▸ **AIM OF THE TASK**
Write out the whole listing again, exactly.

Dataset records
########################################

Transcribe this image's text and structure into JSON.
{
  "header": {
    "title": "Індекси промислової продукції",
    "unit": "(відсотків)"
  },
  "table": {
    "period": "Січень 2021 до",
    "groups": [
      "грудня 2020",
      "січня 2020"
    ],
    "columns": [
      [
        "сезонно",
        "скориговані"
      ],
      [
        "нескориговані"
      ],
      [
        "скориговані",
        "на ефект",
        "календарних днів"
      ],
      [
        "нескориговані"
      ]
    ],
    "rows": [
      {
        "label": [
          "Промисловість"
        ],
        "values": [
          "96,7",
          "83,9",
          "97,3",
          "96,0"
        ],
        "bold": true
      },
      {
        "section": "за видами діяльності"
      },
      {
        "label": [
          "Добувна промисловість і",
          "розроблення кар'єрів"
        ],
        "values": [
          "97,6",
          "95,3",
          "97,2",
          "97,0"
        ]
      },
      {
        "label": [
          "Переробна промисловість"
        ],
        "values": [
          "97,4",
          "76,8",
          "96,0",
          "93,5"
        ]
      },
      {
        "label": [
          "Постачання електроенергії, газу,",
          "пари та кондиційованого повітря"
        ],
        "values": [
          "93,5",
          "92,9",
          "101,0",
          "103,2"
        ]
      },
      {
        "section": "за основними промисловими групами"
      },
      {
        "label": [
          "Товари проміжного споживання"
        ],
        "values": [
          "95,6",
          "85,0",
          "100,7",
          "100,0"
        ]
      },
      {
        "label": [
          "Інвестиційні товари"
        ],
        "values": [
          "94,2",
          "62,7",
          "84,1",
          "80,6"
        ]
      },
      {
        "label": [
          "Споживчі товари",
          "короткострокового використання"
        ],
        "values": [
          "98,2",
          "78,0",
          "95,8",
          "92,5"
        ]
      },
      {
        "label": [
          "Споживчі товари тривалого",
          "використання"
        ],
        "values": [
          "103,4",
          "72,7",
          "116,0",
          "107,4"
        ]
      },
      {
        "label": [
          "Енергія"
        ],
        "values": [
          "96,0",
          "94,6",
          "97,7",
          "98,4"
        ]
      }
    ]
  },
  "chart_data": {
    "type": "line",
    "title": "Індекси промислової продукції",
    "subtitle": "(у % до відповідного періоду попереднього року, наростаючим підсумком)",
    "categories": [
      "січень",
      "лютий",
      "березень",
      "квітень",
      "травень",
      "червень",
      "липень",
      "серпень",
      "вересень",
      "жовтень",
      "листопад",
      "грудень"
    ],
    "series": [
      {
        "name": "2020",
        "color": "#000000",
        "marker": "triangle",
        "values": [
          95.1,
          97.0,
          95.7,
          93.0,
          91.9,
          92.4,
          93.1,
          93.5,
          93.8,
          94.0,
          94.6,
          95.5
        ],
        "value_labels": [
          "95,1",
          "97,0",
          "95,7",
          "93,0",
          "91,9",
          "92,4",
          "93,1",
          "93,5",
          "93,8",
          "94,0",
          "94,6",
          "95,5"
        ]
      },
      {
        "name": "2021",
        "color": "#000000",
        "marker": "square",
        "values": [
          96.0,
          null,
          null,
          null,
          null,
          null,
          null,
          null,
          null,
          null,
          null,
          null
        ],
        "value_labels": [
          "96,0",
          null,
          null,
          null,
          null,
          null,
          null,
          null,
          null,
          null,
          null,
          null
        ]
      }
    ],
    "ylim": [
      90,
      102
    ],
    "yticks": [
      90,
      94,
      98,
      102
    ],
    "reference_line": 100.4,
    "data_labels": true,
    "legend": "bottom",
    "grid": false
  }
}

########################################

▸ **FINAL RESULT**
Transcribe this image's text and structure into JSON.
{
  "header": {
    "title": "Індекси промислової продукції",
    "unit": "(відсотків)"
  },
  "table": {
    "period": "Січень 2021 до",
    "groups": [
      "грудня 2020",
      "січня 2020"
    ],
    "columns": [
      [
        "сезонно",
        "скориговані"
      ],
      [
        "нескориговані"
      ],
      [
        "скориговані",
        "на ефект",
        "календарних днів"
      ],
      [
        "нескориговані"
      ]
    ],
    "rows": [
      {
        "label": [
          "Промисловість"
        ],
        "values": [
          "96,7",
          "83,9",
          "97,3",
          "96,0"
        ],
        "bold": true
      },
      {
        "section": "за видами діяльності"
      },
      {
        "label": [
          "Добувна промисловість і",
          "розроблення кар'єрів"
        ],
        "values": [
          "97,6",
          "95,3",
          "97,2",
          "97,0"
        ]
      },
      {
        "label": [
          "Переробна промисловість"
        ],
        "values": [
          "97,4",
          "76,8",
          "96,0",
          "93,5"
        ]
      },
      {
        "label": [
          "Постачання електроенергії, газу,",
          "пари та кондиційованого повітря"
        ],
        "values": [
          "93,5",
          "92,9",
          "101,0",
          "103,2"
        ]
      },
      {
        "section": "за основними промисловими групами"
      },
      {
        "label": [
          "Товари проміжного споживання"
        ],
        "values": [
          "95,6",
          "85,0",
          "100,7",
          "100,0"
        ]
      },
      {
        "label": [
          "Інвестиційні товари"
        ],
        "values": [
          "94,2",
          "62,7",
          "84,1",
          "80,6"
        ]
      },
      {
        "label": [
          "Споживчі товари",
          "короткострокового використання"
        ],
        "values": [
          "98,2",
          "78,0",
          "95,8",
          "92,5"
        ]
      },
      {
        "label": [
          "Споживчі товари тривалого",
          "використання"
        ],
        "values": [
          "103,4",
          "72,7",
          "116,0",
          "107,4"
        ]
      },
      {
        "label": [
          "Енергія"
        ],
        "values": [
          "96,0",
          "94,6",
          "97,7",
          "98,4"
        ]
      }
    ]
  },
  "chart_data": {
    "type": "line",
    "title": "Індекси промислової продукції",
    "subtitle": "(у % до відповідного періоду попереднього року, наростаючим підсумком)",
    "categories": [
      "січень",
      "лютий",
      "березень",
      "квітень",
      "травень",
      "червень",
      "липень",
      "серпень",
      "вересень",
      "жовтень",
      "листопад",
      "грудень"
    ],
    "series": [
      {
        "name": "2020",
        "color": "#000000",
        "marker": "triangle",
        "values": [
          95.1,
          97.0,
          95.7,
          93.0,
          91.9,
          92.4,
          93.1,
          93.5,
          93.8,
          94.0,
          94.6,
          95.5
        ],
        "value_labels": [
          "95,1",
          "97,0",
          "95,7",
          "93,0",
          "91,9",
          "92,4",
          "93,1",
          "93,5",
          "93,8",
          "94,0",
          "94,6",
          "95,5"
        ]
      },
      {
        "name": "2021",
        "color": "#000000",
        "marker": "square",
        "values": [
          96.0,
          null,
          null,
          null,
          null,
          null,
          null,
          null,
          null,
          null,
          null,
          null
        ],
        "value_labels": [
          "96,0",
          null,
          null,
          null,
          null,
          null,
          null,
          null,
          null,
          null,
          null,
          null
        ]
      }
    ],
    "ylim": [
      90,
      102
    ],
    "yticks": [
      90,
      94,
      98,
      102
    ],
    "reference_line": 100.4,
    "data_labels": true,
    "legend": "bottom",
    "grid": false
  }
}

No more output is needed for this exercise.